- [What is needed]
Where a line holds "text", copy it.

* * * * * * *

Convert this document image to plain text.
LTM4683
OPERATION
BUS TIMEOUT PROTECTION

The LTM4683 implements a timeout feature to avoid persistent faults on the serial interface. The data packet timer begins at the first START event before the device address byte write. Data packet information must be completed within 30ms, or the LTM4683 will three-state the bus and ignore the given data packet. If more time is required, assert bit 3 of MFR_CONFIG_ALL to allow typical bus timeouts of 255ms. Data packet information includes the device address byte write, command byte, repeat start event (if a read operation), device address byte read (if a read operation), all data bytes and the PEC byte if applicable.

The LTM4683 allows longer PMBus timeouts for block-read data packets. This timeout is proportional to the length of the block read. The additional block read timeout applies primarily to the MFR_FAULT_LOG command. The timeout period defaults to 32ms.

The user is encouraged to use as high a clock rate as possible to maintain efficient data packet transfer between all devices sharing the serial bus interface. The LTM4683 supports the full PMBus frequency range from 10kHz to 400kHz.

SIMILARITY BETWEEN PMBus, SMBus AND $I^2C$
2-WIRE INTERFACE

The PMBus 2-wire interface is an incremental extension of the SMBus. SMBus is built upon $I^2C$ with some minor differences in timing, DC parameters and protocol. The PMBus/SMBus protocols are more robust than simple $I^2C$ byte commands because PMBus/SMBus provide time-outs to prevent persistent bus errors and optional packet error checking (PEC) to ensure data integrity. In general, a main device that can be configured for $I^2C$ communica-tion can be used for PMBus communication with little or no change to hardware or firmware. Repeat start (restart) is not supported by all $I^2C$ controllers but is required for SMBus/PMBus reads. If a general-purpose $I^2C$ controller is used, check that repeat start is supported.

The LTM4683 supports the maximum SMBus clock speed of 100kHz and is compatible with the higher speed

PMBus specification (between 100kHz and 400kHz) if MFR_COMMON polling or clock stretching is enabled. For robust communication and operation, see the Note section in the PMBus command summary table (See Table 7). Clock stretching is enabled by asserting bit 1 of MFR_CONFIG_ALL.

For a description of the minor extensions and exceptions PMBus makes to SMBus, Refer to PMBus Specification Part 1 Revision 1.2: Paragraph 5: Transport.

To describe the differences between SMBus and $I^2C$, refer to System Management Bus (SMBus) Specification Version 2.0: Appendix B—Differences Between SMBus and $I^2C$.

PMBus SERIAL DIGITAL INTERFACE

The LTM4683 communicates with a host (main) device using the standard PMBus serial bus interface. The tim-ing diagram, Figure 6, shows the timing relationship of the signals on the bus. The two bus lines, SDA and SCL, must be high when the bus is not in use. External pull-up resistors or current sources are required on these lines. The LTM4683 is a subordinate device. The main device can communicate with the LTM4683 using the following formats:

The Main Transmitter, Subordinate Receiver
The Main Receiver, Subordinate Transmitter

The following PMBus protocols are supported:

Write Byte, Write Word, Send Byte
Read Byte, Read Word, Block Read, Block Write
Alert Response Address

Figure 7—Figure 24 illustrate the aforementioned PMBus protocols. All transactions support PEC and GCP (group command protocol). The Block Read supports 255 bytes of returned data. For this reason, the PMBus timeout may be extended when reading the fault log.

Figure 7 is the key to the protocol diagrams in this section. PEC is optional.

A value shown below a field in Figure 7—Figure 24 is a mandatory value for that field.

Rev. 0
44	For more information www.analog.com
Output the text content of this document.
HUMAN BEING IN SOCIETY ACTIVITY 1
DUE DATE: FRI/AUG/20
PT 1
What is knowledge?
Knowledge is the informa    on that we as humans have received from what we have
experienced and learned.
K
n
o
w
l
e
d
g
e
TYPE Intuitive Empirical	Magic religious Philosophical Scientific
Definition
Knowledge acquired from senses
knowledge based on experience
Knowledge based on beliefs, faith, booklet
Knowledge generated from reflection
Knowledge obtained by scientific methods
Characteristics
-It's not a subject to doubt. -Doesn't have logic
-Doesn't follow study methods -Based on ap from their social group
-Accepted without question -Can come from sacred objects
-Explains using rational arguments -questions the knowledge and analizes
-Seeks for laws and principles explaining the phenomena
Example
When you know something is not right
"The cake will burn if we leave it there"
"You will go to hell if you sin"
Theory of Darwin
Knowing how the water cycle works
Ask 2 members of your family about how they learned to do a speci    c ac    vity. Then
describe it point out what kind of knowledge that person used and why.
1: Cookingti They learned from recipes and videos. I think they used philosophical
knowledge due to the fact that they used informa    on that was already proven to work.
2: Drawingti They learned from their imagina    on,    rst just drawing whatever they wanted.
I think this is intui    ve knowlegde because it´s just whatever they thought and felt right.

* * * * * * *

- [Output of the task]
Convert this document image to plain text.
Output the text content of this document.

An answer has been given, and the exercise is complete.